• [PROBLEM TO SOLVE] Repeat the whole listing exactly as written.

• [Dataset listings of figures]

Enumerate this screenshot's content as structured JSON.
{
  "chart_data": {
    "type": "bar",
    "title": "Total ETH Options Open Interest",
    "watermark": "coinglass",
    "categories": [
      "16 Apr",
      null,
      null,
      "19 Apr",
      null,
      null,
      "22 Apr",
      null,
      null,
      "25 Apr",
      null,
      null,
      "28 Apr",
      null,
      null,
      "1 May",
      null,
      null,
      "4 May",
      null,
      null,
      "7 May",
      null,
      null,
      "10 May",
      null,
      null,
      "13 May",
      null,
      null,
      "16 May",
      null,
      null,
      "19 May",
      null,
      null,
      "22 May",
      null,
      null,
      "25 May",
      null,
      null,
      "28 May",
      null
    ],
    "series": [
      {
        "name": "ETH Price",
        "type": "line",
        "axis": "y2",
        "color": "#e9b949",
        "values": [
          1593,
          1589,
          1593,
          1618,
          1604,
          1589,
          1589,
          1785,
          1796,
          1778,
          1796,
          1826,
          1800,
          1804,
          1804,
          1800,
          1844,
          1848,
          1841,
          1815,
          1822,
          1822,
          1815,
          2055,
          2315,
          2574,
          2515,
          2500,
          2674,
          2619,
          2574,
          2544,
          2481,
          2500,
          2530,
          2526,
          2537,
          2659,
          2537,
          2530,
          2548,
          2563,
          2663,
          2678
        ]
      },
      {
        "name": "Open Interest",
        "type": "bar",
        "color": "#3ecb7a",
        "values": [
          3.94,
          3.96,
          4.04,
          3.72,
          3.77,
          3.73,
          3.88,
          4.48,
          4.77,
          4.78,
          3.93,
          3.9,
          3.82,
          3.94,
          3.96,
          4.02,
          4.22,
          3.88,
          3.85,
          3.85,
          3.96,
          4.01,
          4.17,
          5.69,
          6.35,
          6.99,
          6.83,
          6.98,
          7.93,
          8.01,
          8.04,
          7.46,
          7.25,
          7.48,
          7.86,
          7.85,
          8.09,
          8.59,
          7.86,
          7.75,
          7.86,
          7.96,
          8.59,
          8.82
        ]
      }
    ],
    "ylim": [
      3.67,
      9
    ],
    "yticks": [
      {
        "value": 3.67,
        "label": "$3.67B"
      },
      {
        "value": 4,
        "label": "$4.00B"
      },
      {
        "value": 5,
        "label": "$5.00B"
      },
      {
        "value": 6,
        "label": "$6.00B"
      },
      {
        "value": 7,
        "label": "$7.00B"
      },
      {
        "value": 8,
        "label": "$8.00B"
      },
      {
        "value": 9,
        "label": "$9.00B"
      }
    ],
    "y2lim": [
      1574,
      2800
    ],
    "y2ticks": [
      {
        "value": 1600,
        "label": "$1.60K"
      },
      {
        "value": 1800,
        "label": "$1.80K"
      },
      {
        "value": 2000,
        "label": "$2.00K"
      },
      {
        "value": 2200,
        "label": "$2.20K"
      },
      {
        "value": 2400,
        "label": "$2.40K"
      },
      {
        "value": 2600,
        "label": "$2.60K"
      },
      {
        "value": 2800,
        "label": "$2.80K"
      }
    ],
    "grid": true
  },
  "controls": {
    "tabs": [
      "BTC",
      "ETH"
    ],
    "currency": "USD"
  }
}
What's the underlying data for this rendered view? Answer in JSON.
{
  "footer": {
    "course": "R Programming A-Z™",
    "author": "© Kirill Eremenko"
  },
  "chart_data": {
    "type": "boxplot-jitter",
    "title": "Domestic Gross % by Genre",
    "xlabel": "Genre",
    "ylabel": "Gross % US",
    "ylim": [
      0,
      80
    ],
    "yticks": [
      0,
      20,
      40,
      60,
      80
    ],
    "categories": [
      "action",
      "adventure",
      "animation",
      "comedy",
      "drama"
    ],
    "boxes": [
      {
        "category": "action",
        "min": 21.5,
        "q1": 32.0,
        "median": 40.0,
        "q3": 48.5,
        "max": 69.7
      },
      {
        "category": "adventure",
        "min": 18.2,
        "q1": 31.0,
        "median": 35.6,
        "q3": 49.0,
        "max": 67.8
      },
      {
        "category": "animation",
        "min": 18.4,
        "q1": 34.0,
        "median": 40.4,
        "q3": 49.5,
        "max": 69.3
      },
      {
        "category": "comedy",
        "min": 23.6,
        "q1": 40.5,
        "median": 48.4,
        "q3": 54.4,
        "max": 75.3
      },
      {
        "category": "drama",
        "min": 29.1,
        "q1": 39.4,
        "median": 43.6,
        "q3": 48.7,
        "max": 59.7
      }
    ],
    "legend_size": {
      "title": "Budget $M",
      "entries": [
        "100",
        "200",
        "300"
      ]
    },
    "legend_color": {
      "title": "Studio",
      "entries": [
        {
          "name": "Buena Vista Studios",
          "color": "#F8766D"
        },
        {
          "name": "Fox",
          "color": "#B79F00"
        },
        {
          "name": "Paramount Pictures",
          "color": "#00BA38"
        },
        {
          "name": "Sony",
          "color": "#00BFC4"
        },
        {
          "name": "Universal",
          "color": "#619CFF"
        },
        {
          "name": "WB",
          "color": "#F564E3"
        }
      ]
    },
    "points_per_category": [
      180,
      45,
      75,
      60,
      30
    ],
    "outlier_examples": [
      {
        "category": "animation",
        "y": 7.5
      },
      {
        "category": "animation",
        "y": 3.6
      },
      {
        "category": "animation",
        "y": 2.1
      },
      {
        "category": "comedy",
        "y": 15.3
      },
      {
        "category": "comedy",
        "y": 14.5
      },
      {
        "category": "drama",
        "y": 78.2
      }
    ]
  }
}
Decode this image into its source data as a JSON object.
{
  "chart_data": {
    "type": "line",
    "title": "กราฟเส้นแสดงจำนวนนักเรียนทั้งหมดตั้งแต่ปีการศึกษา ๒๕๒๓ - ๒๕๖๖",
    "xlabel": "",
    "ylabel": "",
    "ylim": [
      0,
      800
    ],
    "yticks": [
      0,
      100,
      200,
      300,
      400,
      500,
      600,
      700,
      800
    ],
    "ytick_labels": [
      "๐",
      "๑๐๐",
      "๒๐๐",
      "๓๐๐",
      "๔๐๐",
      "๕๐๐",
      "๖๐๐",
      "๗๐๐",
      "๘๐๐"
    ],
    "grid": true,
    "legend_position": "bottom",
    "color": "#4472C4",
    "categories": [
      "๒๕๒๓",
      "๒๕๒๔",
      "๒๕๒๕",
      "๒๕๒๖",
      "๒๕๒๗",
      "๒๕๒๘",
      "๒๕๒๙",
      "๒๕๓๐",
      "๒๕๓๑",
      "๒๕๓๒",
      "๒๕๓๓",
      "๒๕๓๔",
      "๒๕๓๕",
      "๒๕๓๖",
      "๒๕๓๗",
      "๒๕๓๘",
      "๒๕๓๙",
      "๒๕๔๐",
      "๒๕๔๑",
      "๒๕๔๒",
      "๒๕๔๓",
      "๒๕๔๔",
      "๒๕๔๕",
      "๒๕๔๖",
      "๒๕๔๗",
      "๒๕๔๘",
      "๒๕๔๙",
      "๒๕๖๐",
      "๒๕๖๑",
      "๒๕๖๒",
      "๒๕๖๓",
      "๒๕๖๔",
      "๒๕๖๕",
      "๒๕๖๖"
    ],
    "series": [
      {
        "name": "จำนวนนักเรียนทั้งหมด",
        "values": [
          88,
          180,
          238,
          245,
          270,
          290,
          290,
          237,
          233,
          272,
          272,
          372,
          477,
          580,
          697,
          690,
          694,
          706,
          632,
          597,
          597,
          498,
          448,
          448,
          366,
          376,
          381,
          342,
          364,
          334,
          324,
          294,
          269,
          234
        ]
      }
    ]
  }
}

• [THE SOLUTION]
Enumerate this screenshot's content as structured JSON.
{
  "chart_data": {
    "type": "bar",
    "title": "Total ETH Options Open Interest",
    "watermark": "coinglass",
    "categories": [
      "16 Apr",
      null,
      null,
      "19 Apr",
      null,
      null,
      "22 Apr",
      null,
      null,
      "25 Apr",
      null,
      null,
      "28 Apr",
      null,
      null,
      "1 May",
      null,
      null,
      "4 May",
      null,
      null,
      "7 May",
      null,
      null,
      "10 May",
      null,
      null,
      "13 May",
      null,
      null,
      "16 May",
      null,
      null,
      "19 May",
      null,
      null,
      "22 May",
      null,
      null,
      "25 May",
      null,
      null,
      "28 May",
      null
    ],
    "series": [
      {
        "name": "ETH Price",
        "type": "line",
        "axis": "y2",
        "color": "#e9b949",
        "values": [
          1593,
          1589,
          1593,
          1618,
          1604,
          1589,
          1589,
          1785,
          1796,
          1778,
          1796,
          1826,
          1800,
          1804,
          1804,
          1800,
          1844,
          1848,
          1841,
          1815,
          1822,
          1822,
          1815,
          2055,
          2315,
          2574,
          2515,
          2500,
          2674,
          2619,
          2574,
          2544,
          2481,
          2500,
          2530,
          2526,
          2537,
          2659,
          2537,
          2530,
          2548,
          2563,
          2663,
          2678
        ]
      },
      {
        "name": "Open Interest",
        "type": "bar",
        "color": "#3ecb7a",
        "values": [
          3.94,
          3.96,
          4.04,
          3.72,
          3.77,
          3.73,
          3.88,
          4.48,
          4.77,
          4.78,
          3.93,
          3.9,
          3.82,
          3.94,
          3.96,
          4.02,
          4.22,
          3.88,
          3.85,
          3.85,
          3.96,
          4.01,
          4.17,
          5.69,
          6.35,
          6.99,
          6.83,
          6.98,
          7.93,
          8.01,
          8.04,
          7.46,
          7.25,
          7.48,
          7.86,
          7.85,
          8.09,
          8.59,
          7.86,
          7.75,
          7.86,
          7.96,
          8.59,
          8.82
        ]
      }
    ],
    "ylim": [
      3.67,
      9
    ],
    "yticks": [
      {
        "value": 3.67,
        "label": "$3.67B"
      },
      {
        "value": 4,
        "label": "$4.00B"
      },
      {
        "value": 5,
        "label": "$5.00B"
      },
      {
        "value": 6,
        "label": "$6.00B"
      },
      {
        "value": 7,
        "label": "$7.00B"
      },
      {
        "value": 8,
        "label": "$8.00B"
      },
      {
        "value": 9,
        "label": "$9.00B"
      }
    ],
    "y2lim": [
      1574,
      2800
    ],
    "y2ticks": [
      {
        "value": 1600,
        "label": "$1.60K"
      },
      {
        "value": 1800,
        "label": "$1.80K"
      },
      {
        "value": 2000,
        "label": "$2.00K"
      },
      {
        "value": 2200,
        "label": "$2.20K"
      },
      {
        "value": 2400,
        "label": "$2.40K"
      },
      {
        "value": 2600,
        "label": "$2.60K"
      },
      {
        "value": 2800,
        "label": "$2.80K"
      }
    ],
    "grid": true
  },
  "controls": {
    "tabs": [
      "BTC",
      "ETH"
    ],
    "currency": "USD"
  }
}
What's the underlying data for this rendered view? Answer in JSON.
{
  "footer": {
    "course": "R Programming A-Z™",
    "author": "© Kirill Eremenko"
  },
  "chart_data": {
    "type": "boxplot-jitter",
    "title": "Domestic Gross % by Genre",
    "xlabel": "Genre",
    "ylabel": "Gross % US",
    "ylim": [
      0,
      80
    ],
    "yticks": [
      0,
      20,
      40,
      60,
      80
    ],
    "categories": [
      "action",
      "adventure",
      "animation",
      "comedy",
      "drama"
    ],
    "boxes": [
      {
        "category": "action",
        "min": 21.5,
        "q1": 32.0,
        "median": 40.0,
        "q3": 48.5,
        "max": 69.7
      },
      {
        "category": "adventure",
        "min": 18.2,
        "q1": 31.0,
        "median": 35.6,
        "q3": 49.0,
        "max": 67.8
      },
      {
        "category": "animation",
        "min": 18.4,
        "q1": 34.0,
        "median": 40.4,
        "q3": 49.5,
        "max": 69.3
      },
      {
        "category": "comedy",
        "min": 23.6,
        "q1": 40.5,
        "median": 48.4,
        "q3": 54.4,
        "max": 75.3
      },
      {
        "category": "drama",
        "min": 29.1,
        "q1": 39.4,
        "median": 43.6,
        "q3": 48.7,
        "max": 59.7
      }
    ],
    "legend_size": {
      "title": "Budget $M",
      "entries": [
        "100",
        "200",
        "300"
      ]
    },
    "legend_color": {
      "title": "Studio",
      "entries": [
        {
          "name": "Buena Vista Studios",
          "color": "#F8766D"
        },
        {
          "name": "Fox",
          "color": "#B79F00"
        },
        {
          "name": "Paramount Pictures",
          "color": "#00BA38"
        },
        {
          "name": "Sony",
          "color": "#00BFC4"
        },
        {
          "name": "Universal",
          "color": "#619CFF"
        },
        {
          "name": "WB",
          "color": "#F564E3"
        }
      ]
    },
    "points_per_category": [
      180,
      45,
      75,
      60,
      30
    ],
    "outlier_examples": [
      {
        "category": "animation",
        "y": 7.5
      },
      {
        "category": "animation",
        "y": 3.6
      },
      {
        "category": "animation",
        "y": 2.1
      },
      {
        "category": "comedy",
        "y": 15.3
      },
      {
        "category": "comedy",
        "y": 14.5
      },
      {
        "category": "drama",
        "y": 78.2
      }
    ]
  }
}
Decode this image into its source data as a JSON object.
{
  "chart_data": {
    "type": "line",
    "title": "กราฟเส้นแสดงจำนวนนักเรียนทั้งหมดตั้งแต่ปีการศึกษา ๒๕๒๓ - ๒๕๖๖",
    "xlabel": "",
    "ylabel": "",
    "ylim": [
      0,
      800
    ],
    "yticks": [
      0,
      100,
      200,
      300,
      400,
      500,
      600,
      700,
      800
    ],
    "ytick_labels": [
      "๐",
      "๑๐๐",
      "๒๐๐",
      "๓๐๐",
      "๔๐๐",
      "๕๐๐",
      "๖๐๐",
      "๗๐๐",
      "๘๐๐"
    ],
    "grid": true,
    "legend_position": "bottom",
    "color": "#4472C4",
    "categories": [
      "๒๕๒๓",
      "๒๕๒๔",
      "๒๕๒๕",
      "๒๕๒๖",
      "๒๕๒๗",
      "๒๕๒๘",
      "๒๕๒๙",
      "๒๕๓๐",
      "๒๕๓๑",
      "๒๕๓๒",
      "๒๕๓๓",
      "๒๕๓๔",
      "๒๕๓๕",
      "๒๕๓๖",
      "๒๕๓๗",
      "๒๕๓๘",
      "๒๕๓๙",
      "๒๕๔๐",
      "๒๕๔๑",
      "๒๕๔๒",
      "๒๕๔๓",
      "๒๕๔๔",
      "๒๕๔๕",
      "๒๕๔๖",
      "๒๕๔๗",
      "๒๕๔๘",
      "๒๕๔๙",
      "๒๕๖๐",
      "๒๕๖๑",
      "๒๕๖๒",
      "๒๕๖๓",
      "๒๕๖๔",
      "๒๕๖๕",
      "๒๕๖๖"
    ],
    "series": [
      {
        "name": "จำนวนนักเรียนทั้งหมด",
        "values": [
          88,
          180,
          238,
          245,
          270,
          290,
          290,
          237,
          233,
          272,
          272,
          372,
          477,
          580,
          697,
          690,
          694,
          706,
          632,
          597,
          597,
          498,
          448,
          448,
          366,
          376,
          381,
          342,
          364,
          334,
          324,
          294,
          269,
          234
        ]
      }
    ]
  }
}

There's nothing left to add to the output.